SUPPLIED MATERIAL ▸
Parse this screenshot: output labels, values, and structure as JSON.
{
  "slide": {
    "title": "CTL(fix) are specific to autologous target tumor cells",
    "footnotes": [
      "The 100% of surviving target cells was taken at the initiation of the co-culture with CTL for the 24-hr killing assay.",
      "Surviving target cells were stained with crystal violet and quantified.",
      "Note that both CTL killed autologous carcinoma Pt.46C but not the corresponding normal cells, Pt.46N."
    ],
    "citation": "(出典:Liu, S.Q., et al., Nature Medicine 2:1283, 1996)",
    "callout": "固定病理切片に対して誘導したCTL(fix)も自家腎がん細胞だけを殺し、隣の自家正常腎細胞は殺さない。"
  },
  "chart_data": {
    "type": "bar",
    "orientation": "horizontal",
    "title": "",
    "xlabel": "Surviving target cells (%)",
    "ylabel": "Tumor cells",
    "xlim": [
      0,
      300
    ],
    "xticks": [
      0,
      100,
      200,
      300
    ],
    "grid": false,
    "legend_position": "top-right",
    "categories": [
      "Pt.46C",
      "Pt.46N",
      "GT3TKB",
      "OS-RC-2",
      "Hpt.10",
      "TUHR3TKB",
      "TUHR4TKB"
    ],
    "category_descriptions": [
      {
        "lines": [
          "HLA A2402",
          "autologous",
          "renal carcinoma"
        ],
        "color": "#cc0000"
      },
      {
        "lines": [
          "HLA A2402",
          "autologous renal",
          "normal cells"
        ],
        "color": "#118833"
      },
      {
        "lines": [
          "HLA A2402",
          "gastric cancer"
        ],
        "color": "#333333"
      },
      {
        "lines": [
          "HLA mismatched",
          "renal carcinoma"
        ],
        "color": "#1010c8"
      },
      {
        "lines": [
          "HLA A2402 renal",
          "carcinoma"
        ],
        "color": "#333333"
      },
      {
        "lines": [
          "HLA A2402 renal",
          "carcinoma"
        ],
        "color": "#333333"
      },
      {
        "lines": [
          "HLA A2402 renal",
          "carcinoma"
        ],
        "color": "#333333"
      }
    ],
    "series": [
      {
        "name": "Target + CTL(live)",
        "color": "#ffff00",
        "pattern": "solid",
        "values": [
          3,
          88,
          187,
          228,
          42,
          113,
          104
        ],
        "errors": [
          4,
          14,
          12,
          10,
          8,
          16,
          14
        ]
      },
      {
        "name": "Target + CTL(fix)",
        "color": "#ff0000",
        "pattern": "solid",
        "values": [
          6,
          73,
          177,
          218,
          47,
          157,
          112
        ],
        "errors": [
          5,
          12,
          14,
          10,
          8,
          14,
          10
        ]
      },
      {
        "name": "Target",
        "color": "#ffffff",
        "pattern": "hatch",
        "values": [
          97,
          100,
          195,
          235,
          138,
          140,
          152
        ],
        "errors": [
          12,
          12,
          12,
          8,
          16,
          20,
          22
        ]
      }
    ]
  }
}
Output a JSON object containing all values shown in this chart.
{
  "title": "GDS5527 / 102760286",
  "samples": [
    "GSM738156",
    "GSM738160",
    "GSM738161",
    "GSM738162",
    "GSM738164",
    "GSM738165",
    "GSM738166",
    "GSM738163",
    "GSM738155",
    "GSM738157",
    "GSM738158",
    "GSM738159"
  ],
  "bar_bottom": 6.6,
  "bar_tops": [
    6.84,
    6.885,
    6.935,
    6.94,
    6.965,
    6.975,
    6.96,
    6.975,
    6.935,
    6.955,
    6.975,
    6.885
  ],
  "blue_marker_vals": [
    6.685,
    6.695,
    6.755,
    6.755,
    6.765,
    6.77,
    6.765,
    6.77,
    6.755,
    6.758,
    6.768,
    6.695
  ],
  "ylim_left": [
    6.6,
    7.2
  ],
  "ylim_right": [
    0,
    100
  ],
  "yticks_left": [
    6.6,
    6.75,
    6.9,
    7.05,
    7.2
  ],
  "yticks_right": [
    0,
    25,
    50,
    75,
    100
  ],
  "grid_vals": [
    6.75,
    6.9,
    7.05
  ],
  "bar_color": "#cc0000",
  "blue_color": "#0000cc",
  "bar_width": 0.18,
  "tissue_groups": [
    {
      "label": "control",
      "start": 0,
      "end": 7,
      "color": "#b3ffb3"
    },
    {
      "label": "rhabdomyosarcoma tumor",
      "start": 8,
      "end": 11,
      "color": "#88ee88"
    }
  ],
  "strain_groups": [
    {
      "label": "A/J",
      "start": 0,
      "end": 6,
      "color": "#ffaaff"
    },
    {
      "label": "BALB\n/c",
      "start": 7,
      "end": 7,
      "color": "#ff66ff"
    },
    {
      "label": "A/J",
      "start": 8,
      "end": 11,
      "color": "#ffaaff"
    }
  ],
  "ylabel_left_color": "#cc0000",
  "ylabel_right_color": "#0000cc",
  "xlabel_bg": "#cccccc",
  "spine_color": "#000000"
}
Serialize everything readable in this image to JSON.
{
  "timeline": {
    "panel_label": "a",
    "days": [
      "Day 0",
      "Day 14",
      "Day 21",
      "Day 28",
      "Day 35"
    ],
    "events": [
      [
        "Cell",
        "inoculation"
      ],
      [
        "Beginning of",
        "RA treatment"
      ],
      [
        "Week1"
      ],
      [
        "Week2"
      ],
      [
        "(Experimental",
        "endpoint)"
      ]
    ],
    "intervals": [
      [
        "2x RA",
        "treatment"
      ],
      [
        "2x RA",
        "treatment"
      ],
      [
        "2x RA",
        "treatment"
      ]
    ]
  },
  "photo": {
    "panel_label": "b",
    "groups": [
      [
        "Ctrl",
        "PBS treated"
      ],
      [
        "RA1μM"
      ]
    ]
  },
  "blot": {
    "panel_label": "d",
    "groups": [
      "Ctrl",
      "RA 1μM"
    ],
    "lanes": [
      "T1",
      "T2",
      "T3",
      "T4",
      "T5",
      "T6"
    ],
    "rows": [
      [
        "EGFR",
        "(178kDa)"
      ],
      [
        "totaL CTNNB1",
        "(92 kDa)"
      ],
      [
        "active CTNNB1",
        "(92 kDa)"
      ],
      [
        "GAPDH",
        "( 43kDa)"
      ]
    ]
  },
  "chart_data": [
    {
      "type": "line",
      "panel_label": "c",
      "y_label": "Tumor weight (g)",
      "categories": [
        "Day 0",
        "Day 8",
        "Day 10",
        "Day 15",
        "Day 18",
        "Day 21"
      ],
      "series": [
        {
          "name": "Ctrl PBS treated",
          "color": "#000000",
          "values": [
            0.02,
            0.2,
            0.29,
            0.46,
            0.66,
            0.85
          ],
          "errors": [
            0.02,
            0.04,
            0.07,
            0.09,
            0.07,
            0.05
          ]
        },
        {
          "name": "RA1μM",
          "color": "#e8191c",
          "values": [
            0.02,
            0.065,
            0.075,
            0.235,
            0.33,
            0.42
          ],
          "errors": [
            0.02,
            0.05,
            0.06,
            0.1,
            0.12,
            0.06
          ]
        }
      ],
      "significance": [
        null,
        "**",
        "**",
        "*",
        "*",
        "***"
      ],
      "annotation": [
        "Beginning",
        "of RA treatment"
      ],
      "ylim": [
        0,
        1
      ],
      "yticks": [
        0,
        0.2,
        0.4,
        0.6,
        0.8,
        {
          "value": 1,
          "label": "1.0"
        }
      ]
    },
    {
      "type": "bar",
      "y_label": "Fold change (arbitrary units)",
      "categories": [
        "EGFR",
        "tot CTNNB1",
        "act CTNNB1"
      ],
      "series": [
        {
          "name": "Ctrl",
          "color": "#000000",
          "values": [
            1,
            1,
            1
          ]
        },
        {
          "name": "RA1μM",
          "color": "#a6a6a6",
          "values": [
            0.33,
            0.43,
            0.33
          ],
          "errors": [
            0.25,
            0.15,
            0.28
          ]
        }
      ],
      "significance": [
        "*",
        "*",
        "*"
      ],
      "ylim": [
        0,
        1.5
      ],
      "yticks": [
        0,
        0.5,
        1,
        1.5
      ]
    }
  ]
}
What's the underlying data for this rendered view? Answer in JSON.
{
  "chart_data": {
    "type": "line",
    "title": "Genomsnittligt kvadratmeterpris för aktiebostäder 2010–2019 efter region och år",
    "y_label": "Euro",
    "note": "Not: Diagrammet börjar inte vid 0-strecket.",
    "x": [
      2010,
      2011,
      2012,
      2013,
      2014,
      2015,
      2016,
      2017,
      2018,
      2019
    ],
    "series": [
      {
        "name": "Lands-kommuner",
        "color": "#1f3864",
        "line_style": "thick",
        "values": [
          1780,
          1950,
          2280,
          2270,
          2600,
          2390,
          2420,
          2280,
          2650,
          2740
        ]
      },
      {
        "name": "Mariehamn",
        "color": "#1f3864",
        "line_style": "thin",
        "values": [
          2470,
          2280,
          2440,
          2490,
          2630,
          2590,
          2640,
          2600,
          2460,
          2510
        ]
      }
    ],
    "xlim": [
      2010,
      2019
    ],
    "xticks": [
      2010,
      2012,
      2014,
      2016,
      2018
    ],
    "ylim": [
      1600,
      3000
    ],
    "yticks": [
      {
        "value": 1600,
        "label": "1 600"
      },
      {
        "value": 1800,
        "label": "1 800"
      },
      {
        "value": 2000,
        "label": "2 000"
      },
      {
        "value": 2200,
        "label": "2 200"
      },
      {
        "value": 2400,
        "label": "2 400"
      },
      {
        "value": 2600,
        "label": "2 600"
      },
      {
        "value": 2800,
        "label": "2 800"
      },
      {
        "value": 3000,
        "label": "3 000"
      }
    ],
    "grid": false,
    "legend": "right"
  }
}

GOAL OF THE EXERCISE ▸
Scan the material for the word "name". Return every line where it is found.

FINISHED TASK ▸
        "name": "Target + CTL(live)",
        "name": "Target + CTL(fix)",
        "name": "Target",
          "name": "Ctrl PBS treated",
          "name": "RA1μM",
          "name": "Ctrl",
          "name": "RA1μM",
        "name": "Lands-kommuner",
        "name": "Mariehamn",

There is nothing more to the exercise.